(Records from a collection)
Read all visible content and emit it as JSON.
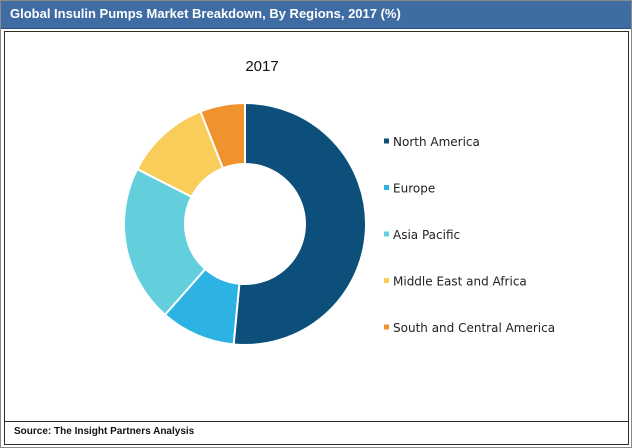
{
  "header": {
    "title": "Global Insulin Pumps Market Breakdown, By Regions, 2017 (%)"
  },
  "footer": {
    "source": "Source: The Insight Partners Analysis"
  },
  "colors": {
    "header_bg": "#3e6ca3",
    "north_america": "#0b4f7a",
    "europe": "#2cb3e4",
    "asia_pacific": "#63cfdc",
    "middle_east_africa": "#f9cd5a",
    "south_central_america": "#f0922e"
  },
  "chart_data": {
    "type": "pie",
    "variant": "donut",
    "title": "2017",
    "legend_position": "right",
    "series": [
      {
        "name": "North America",
        "value": 51.5,
        "color": "#0b4f7a"
      },
      {
        "name": "Europe",
        "value": 10.0,
        "color": "#2cb3e4"
      },
      {
        "name": "Asia Pacific",
        "value": 21.0,
        "color": "#63cfdc"
      },
      {
        "name": "Middle East and Africa",
        "value": 11.5,
        "color": "#f9cd5a"
      },
      {
        "name": "South and Central America",
        "value": 6.0,
        "color": "#f0922e"
      }
    ]
  }
}
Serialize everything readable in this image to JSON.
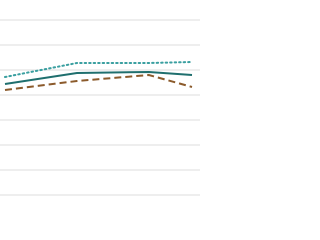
{
  "chart_data": {
    "type": "line",
    "x": [
      0,
      1,
      2,
      2.6
    ],
    "xlim": [
      0,
      2.6
    ],
    "ylim": [
      0,
      7
    ],
    "yticks": [
      0,
      1,
      2,
      3,
      4,
      5,
      6,
      7
    ],
    "grid": true,
    "series": [
      {
        "color": "#3a9fa0",
        "style": "dotted",
        "values": [
          4.72,
          5.28,
          5.28,
          5.32
        ]
      },
      {
        "color": "#1f6f6e",
        "style": "solid",
        "values": [
          4.44,
          4.88,
          4.92,
          4.8
        ]
      },
      {
        "color": "#8b5a2b",
        "style": "dashed",
        "values": [
          4.2,
          4.56,
          4.8,
          4.32
        ]
      }
    ]
  }
}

* Exercise brief
Transcribe all the data word for word; the images stay out.

* Solution
Read all visible content and emit it as JSON.
{
  "header": {
    "title": "Global Insulin Pumps Market Breakdown, By Regions, 2017 (%)"
  },
  "footer": {
    "source": "Source: The Insight Partners Analysis"
  },
  "colors": {
    "header_bg": "#3e6ca3",
    "north_america": "#0b4f7a",
    "europe": "#2cb3e4",
    "asia_pacific": "#63cfdc",
    "middle_east_africa": "#f9cd5a",
    "south_central_america": "#f0922e"
  },
  "chart_data": {
    "type": "pie",
    "variant": "donut",
    "title": "2017",
    "legend_position": "right",
    "series": [
      {
        "name": "North America",
        "value": 51.5,
        "color": "#0b4f7a"
      },
      {
        "name": "Europe",
        "value": 10.0,
        "color": "#2cb3e4"
      },
      {
        "name": "Asia Pacific",
        "value": 21.0,
        "color": "#63cfdc"
      },
      {
        "name": "Middle East and Africa",
        "value": 11.5,
        "color": "#f9cd5a"
      },
      {
        "name": "South and Central America",
        "value": 6.0,
        "color": "#f0922e"
      }
    ]
  }
}
Serialize everything readable in this image to JSON.
{
  "chart_data": {
    "type": "line",
    "x": [
      0,
      1,
      2,
      2.6
    ],
    "xlim": [
      0,
      2.6
    ],
    "ylim": [
      0,
      7
    ],
    "yticks": [
      0,
      1,
      2,
      3,
      4,
      5,
      6,
      7
    ],
    "grid": true,
    "series": [
      {
        "color": "#3a9fa0",
        "style": "dotted",
        "values": [
          4.72,
          5.28,
          5.28,
          5.32
        ]
      },
      {
        "color": "#1f6f6e",
        "style": "solid",
        "values": [
          4.44,
          4.88,
          4.92,
          4.8
        ]
      },
      {
        "color": "#8b5a2b",
        "style": "dashed",
        "values": [
          4.2,
          4.56,
          4.8,
          4.32
        ]
      }
    ]
  }
}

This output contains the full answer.